Items from a data source:
------------------------------------------------------------------------

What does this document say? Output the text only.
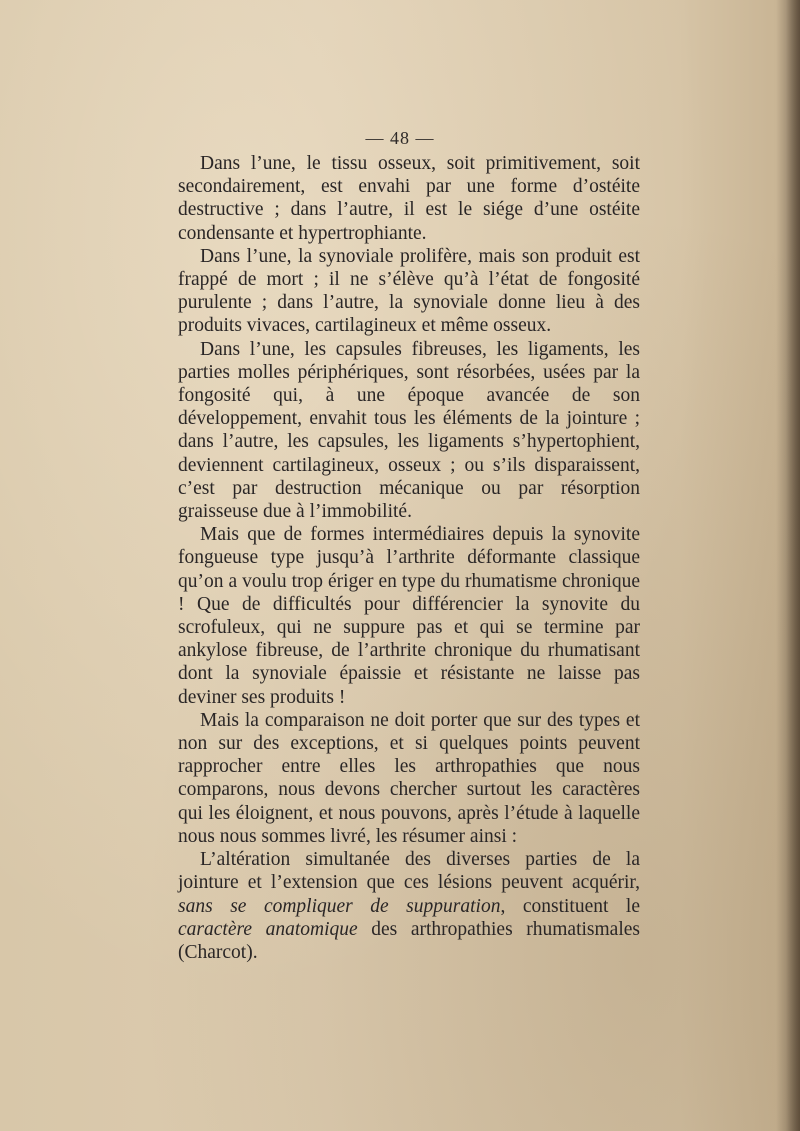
— 48 —

Dans l’une, le tissu osseux, soit primitivement, soit secondairement, est envahi par une forme d’ostéite destructive ; dans l’autre, il est le siége d’une ostéite condensante et hypertrophiante.

Dans l’une, la synoviale prolifère, mais son produit est frappé de mort ; il ne s’élève qu’à l’état de fongosité purulente ; dans l’autre, la synoviale donne lieu à des produits vivaces, cartilagineux et même osseux.

Dans l’une, les capsules fibreuses, les ligaments, les parties molles périphériques, sont résorbées, usées par la fongosité qui, à une époque avancée de son développement, envahit tous les éléments de la jointure ; dans l’autre, les capsules, les ligaments s’hypertophient, deviennent cartilagineux, osseux ; ou s’ils disparaissent, c’est par destruction mécanique ou par résorption graisseuse due à l’immobilité.

Mais que de formes intermédiaires depuis la synovite fongueuse type jusqu’à l’arthrite déformante classique qu’on a voulu trop ériger en type du rhumatisme chronique ! Que de difficultés pour différencier la synovite du scrofuleux, qui ne suppure pas et qui se termine par ankylose fibreuse, de l’arthrite chronique du rhumatisant dont la synoviale épaissie et résistante ne laisse pas deviner ses produits !

Mais la comparaison ne doit porter que sur des types et non sur des exceptions, et si quelques points peuvent rapprocher entre elles les arthropathies que nous comparons, nous devons chercher surtout les caractères qui les éloignent, et nous pouvons, après l’étude à laquelle nous nous sommes livré, les résumer ainsi :

L’altération simultanée des diverses parties de la jointure et l’extension que ces lésions peuvent acquérir, sans se compliquer de suppuration, constituent le caractère anatomique des arthropathies rhumatismales (Charcot).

------------------------------------------------------------------------

PROBLEM TO WORK ON: Apart from the pictures, the entries above are to be repeated in full and exactly.

THE REPLY:
What does this document say? Output the text only.
— 48 —

Dans l’une, le tissu osseux, soit primitivement, soit secondairement, est envahi par une forme d’ostéite destructive ; dans l’autre, il est le siége d’une ostéite condensante et hypertrophiante.

Dans l’une, la synoviale prolifère, mais son produit est frappé de mort ; il ne s’élève qu’à l’état de fongosité purulente ; dans l’autre, la synoviale donne lieu à des produits vivaces, cartilagineux et même osseux.

Dans l’une, les capsules fibreuses, les ligaments, les parties molles périphériques, sont résorbées, usées par la fongosité qui, à une époque avancée de son développement, envahit tous les éléments de la jointure ; dans l’autre, les capsules, les ligaments s’hypertophient, deviennent cartilagineux, osseux ; ou s’ils disparaissent, c’est par destruction mécanique ou par résorption graisseuse due à l’immobilité.

Mais que de formes intermédiaires depuis la synovite fongueuse type jusqu’à l’arthrite déformante classique qu’on a voulu trop ériger en type du rhumatisme chronique ! Que de difficultés pour différencier la synovite du scrofuleux, qui ne suppure pas et qui se termine par ankylose fibreuse, de l’arthrite chronique du rhumatisant dont la synoviale épaissie et résistante ne laisse pas deviner ses produits !

Mais la comparaison ne doit porter que sur des types et non sur des exceptions, et si quelques points peuvent rapprocher entre elles les arthropathies que nous comparons, nous devons chercher surtout les caractères qui les éloignent, et nous pouvons, après l’étude à laquelle nous nous sommes livré, les résumer ainsi :

L’altération simultanée des diverses parties de la jointure et l’extension que ces lésions peuvent acquérir, sans se compliquer de suppuration, constituent le caractère anatomique des arthropathies rhumatismales (Charcot).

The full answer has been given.